Aim: From the listing below, select every line where the word "name" appears.

The records:
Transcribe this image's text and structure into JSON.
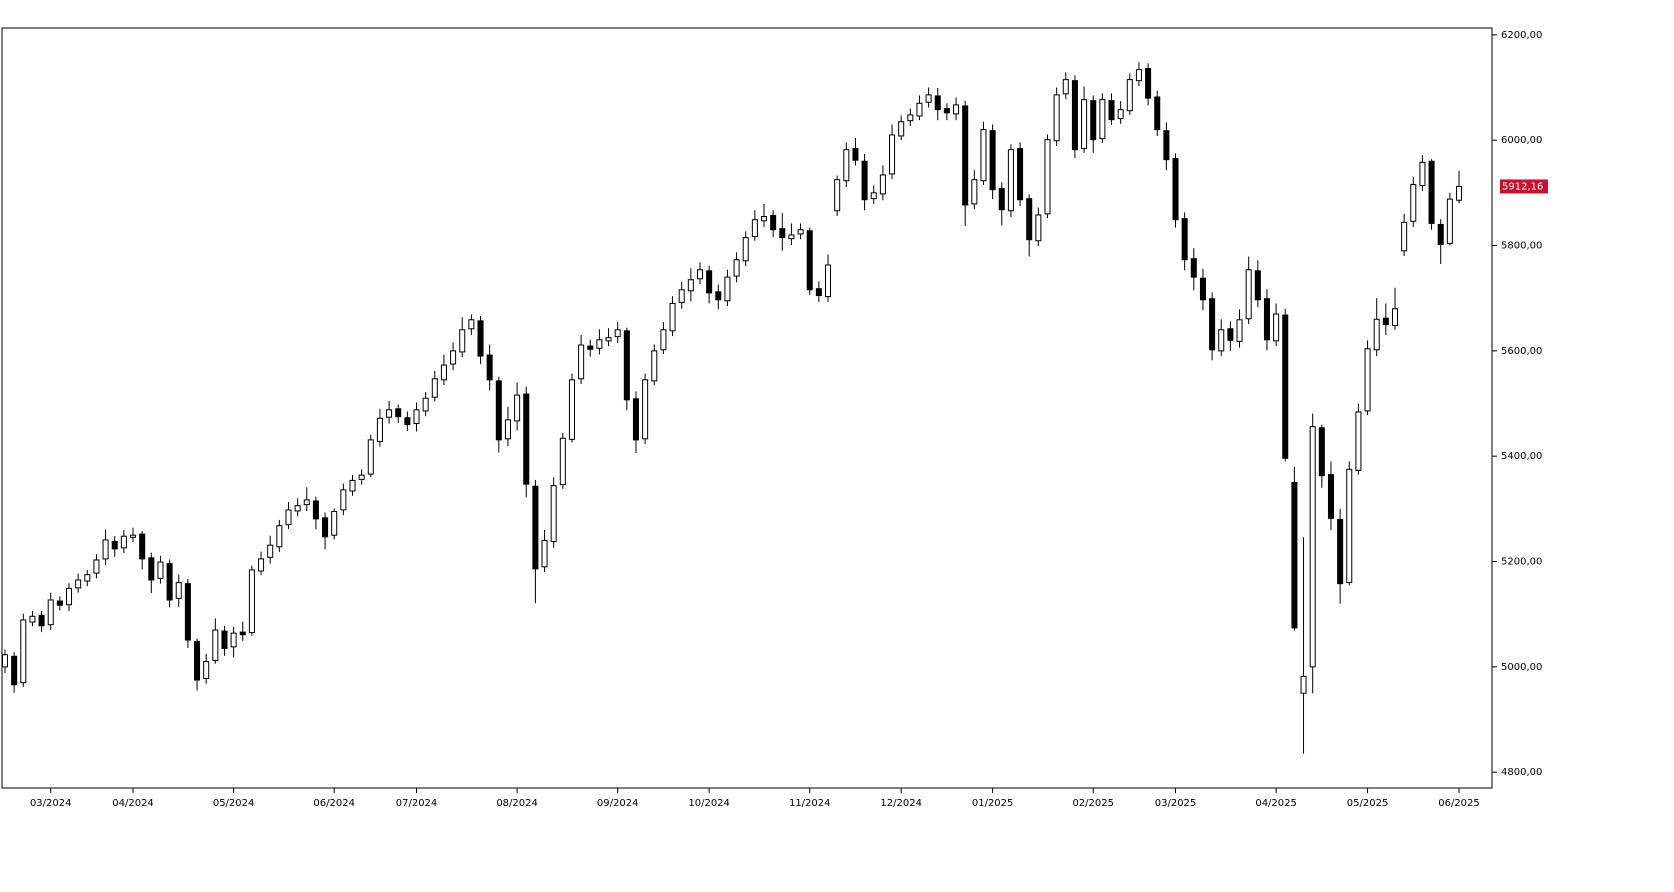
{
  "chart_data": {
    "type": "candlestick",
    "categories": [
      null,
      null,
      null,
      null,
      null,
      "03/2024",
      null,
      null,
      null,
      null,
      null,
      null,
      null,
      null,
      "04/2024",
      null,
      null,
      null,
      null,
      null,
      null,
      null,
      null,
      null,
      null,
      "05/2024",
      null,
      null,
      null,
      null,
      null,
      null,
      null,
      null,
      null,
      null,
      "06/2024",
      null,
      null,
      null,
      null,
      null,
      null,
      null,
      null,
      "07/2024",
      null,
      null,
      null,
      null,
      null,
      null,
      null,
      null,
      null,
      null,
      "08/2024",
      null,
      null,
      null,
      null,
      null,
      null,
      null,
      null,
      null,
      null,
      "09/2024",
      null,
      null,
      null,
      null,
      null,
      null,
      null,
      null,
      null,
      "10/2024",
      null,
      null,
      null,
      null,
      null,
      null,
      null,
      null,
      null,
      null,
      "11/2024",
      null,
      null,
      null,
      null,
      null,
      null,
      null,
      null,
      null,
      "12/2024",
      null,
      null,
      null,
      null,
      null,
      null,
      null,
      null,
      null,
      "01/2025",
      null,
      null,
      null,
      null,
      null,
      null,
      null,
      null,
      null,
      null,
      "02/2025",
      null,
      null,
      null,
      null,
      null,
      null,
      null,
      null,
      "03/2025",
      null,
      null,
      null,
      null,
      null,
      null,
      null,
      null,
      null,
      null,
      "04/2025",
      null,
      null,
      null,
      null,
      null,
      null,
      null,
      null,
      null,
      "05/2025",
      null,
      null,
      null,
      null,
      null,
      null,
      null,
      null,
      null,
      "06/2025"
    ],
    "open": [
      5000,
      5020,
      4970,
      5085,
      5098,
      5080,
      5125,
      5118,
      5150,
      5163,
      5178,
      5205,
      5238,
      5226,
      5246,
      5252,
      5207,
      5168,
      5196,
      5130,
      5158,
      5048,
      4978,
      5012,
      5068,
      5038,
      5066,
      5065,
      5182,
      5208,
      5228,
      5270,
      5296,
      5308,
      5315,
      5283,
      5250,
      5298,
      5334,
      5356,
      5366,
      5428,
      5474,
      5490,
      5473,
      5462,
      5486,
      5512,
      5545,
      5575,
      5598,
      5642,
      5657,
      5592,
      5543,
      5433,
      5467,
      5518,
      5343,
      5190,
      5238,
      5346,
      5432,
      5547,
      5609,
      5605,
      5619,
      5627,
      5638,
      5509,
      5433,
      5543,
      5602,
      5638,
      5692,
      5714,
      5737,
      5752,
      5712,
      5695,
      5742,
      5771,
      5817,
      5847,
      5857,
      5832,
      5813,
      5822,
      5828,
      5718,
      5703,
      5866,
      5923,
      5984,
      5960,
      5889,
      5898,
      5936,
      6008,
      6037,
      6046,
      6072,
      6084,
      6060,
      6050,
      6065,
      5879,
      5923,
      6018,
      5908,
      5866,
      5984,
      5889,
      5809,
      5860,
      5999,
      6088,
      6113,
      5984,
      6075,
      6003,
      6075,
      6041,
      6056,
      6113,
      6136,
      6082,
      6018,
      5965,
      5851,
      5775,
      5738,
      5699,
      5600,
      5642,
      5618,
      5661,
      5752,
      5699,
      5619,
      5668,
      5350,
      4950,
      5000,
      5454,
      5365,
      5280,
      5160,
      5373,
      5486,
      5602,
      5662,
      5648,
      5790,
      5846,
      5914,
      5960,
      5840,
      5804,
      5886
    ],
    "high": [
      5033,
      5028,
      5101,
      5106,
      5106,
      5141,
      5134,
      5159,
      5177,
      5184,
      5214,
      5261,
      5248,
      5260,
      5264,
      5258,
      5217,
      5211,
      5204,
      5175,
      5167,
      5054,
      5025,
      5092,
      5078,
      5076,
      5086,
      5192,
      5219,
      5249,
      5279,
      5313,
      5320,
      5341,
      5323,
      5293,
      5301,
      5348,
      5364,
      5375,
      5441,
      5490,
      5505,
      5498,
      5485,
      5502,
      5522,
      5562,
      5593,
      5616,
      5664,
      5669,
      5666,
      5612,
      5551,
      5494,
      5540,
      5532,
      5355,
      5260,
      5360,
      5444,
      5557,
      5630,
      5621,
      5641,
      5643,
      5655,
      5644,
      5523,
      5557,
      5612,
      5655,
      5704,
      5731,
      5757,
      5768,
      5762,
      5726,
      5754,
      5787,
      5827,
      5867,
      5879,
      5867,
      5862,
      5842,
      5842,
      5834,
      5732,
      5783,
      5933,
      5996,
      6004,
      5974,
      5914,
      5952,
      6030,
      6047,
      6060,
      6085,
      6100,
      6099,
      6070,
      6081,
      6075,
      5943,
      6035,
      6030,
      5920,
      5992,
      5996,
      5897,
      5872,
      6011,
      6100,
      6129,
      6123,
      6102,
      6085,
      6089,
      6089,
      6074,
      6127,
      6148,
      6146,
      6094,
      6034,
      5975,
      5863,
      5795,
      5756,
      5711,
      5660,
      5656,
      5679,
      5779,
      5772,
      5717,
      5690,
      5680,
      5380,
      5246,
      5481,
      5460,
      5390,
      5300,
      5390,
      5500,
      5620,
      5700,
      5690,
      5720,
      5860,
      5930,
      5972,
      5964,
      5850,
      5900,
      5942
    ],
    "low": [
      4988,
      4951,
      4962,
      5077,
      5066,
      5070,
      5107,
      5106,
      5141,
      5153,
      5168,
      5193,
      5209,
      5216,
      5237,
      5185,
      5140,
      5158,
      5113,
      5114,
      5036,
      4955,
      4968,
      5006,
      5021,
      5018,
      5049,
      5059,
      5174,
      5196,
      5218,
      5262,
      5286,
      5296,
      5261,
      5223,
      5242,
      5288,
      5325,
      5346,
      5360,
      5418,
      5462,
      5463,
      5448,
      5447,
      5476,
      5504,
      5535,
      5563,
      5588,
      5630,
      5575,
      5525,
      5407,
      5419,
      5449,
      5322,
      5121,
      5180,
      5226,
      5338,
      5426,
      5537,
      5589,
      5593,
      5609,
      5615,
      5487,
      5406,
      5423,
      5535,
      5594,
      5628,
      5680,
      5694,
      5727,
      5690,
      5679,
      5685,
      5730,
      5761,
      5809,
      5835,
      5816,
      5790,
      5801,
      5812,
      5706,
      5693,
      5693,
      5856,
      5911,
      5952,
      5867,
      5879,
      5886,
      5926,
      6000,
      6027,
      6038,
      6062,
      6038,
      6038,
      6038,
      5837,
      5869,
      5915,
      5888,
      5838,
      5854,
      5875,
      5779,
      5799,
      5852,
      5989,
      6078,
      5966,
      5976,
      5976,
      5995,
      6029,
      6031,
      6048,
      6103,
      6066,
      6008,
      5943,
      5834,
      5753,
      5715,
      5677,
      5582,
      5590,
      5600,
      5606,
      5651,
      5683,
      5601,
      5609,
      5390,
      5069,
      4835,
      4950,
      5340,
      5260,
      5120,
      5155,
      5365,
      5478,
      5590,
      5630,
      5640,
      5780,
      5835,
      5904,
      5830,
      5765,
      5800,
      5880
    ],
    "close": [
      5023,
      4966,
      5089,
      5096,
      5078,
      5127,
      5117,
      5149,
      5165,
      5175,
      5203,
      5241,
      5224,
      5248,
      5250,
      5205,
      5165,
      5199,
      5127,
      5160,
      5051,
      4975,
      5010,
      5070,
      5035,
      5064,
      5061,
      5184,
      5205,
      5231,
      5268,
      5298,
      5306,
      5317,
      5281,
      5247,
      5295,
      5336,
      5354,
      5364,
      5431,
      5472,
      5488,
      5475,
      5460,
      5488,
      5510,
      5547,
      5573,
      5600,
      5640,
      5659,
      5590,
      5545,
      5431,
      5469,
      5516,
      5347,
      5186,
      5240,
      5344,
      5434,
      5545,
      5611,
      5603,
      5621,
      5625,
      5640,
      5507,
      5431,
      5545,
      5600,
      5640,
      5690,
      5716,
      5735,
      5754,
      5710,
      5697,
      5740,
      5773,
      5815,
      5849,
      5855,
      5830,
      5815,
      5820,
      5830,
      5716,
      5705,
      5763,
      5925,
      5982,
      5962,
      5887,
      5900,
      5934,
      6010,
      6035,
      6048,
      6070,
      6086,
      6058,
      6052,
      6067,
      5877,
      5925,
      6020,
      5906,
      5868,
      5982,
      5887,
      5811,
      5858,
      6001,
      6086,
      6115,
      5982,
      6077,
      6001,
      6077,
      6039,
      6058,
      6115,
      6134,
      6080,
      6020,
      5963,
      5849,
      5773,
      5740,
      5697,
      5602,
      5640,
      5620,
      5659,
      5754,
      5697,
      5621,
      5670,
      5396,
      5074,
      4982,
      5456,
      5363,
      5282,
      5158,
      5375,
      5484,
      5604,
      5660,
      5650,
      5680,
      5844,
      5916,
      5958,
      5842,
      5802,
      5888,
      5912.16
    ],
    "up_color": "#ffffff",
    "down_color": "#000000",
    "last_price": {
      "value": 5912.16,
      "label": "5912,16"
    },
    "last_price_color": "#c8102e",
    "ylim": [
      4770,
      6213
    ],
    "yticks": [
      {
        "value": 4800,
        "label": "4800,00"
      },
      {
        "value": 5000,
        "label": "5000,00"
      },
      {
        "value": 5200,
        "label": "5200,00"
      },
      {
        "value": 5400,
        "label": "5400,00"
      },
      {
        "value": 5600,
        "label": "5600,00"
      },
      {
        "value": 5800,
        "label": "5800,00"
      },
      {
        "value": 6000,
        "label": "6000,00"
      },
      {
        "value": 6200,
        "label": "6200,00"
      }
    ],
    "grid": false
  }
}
--
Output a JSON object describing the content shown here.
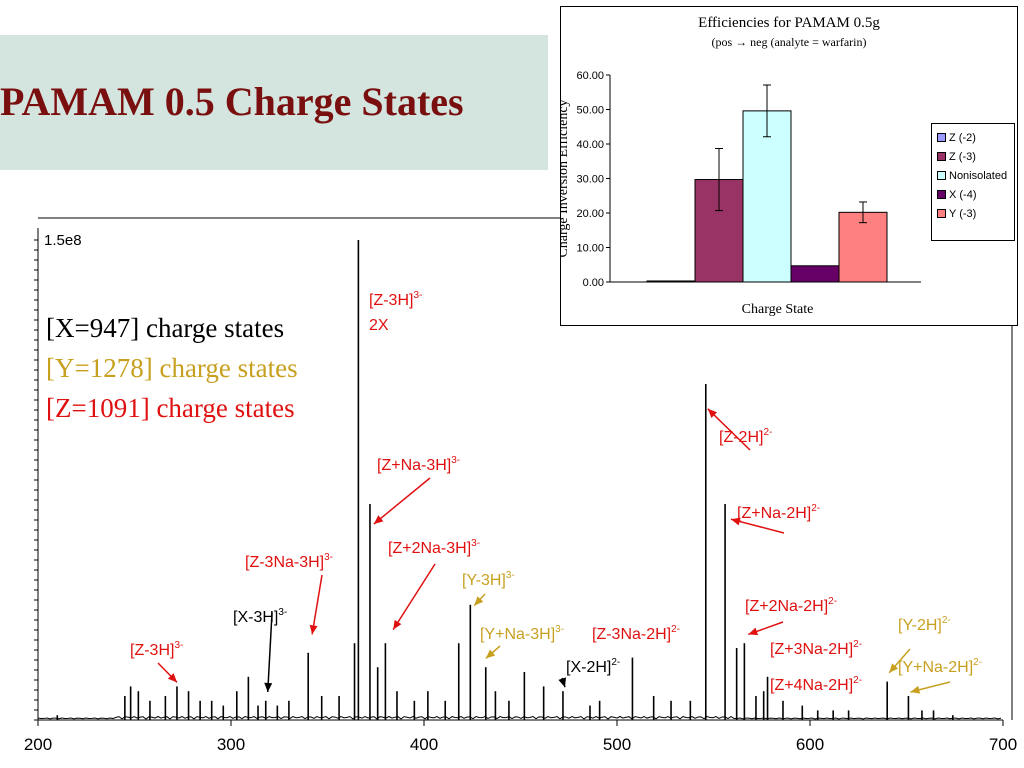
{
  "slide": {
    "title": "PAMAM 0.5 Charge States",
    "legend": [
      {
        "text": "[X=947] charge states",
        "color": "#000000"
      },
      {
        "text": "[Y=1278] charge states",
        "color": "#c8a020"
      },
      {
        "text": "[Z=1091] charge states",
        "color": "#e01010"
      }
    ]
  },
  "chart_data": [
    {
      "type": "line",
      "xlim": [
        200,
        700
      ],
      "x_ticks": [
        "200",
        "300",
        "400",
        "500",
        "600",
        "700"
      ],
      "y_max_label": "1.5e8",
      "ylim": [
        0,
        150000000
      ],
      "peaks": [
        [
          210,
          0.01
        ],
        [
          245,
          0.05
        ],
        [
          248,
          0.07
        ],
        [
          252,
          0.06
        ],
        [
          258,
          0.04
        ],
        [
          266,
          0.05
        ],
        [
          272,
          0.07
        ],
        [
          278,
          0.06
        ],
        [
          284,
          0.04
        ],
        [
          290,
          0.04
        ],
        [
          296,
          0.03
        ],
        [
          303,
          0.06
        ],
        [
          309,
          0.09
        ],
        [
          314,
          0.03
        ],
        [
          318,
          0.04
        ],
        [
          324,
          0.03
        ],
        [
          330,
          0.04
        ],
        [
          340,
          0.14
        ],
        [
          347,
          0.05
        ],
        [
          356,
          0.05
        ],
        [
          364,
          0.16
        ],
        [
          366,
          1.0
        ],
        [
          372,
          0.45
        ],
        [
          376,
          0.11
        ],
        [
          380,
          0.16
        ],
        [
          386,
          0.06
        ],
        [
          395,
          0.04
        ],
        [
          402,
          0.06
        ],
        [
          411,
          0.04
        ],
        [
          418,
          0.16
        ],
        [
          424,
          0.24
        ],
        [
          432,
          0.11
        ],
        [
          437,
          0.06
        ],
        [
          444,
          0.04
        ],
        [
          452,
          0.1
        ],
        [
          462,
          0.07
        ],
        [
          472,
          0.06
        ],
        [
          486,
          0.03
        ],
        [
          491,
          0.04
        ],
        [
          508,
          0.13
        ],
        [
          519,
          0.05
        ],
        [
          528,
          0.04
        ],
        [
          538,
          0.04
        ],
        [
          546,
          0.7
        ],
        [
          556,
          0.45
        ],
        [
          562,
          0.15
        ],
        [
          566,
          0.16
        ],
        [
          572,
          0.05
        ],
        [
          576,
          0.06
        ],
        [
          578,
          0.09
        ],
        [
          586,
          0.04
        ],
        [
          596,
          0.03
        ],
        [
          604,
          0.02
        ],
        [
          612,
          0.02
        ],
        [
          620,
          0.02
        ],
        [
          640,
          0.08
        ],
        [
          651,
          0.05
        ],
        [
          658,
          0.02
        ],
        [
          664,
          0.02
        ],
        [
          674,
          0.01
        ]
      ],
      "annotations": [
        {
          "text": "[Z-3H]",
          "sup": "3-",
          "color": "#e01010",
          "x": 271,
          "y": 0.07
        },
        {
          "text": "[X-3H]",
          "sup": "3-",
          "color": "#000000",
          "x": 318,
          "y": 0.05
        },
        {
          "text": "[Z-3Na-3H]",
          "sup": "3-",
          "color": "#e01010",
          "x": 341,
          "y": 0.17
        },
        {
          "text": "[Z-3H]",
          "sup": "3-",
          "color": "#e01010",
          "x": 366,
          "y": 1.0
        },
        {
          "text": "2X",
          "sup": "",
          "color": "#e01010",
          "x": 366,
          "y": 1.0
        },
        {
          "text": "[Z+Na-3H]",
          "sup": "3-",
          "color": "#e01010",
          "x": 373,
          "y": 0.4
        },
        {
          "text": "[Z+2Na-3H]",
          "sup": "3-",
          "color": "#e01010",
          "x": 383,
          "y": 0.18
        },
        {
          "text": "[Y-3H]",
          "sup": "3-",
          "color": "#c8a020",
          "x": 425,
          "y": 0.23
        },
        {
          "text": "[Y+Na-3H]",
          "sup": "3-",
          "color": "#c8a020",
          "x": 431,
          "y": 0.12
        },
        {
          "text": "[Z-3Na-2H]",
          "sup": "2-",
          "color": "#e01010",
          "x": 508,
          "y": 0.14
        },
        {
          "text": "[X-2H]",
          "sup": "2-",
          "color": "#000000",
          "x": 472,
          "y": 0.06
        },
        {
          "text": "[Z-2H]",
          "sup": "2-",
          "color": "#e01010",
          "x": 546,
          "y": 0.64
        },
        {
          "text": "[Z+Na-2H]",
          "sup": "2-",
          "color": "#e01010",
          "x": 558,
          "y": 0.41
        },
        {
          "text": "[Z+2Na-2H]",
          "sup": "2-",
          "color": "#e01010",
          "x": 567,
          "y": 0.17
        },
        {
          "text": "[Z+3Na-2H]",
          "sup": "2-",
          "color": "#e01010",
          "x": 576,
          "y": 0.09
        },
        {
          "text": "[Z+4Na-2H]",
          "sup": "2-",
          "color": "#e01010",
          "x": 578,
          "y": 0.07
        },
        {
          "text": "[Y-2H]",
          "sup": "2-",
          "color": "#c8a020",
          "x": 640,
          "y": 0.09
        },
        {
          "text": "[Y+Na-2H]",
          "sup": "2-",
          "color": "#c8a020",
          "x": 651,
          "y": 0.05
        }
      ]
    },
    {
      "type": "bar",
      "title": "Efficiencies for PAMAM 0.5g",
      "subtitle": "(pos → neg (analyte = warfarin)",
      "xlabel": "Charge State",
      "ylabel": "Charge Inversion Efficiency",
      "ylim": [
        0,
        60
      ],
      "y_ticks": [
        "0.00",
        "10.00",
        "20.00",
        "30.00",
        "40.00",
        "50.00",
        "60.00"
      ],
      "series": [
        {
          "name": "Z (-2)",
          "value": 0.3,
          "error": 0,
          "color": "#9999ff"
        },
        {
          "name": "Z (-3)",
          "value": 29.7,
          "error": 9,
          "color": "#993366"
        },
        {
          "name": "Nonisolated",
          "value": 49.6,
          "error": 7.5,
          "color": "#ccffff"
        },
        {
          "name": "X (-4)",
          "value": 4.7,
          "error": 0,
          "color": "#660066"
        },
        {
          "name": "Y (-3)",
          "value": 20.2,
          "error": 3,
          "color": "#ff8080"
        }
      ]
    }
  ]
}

Response to the exercise:
          "name": "Z (-2)",
          "name": "Z (-3)",
          "name": "Nonisolated",
          "name": "X (-4)",
          "name": "Y (-3)",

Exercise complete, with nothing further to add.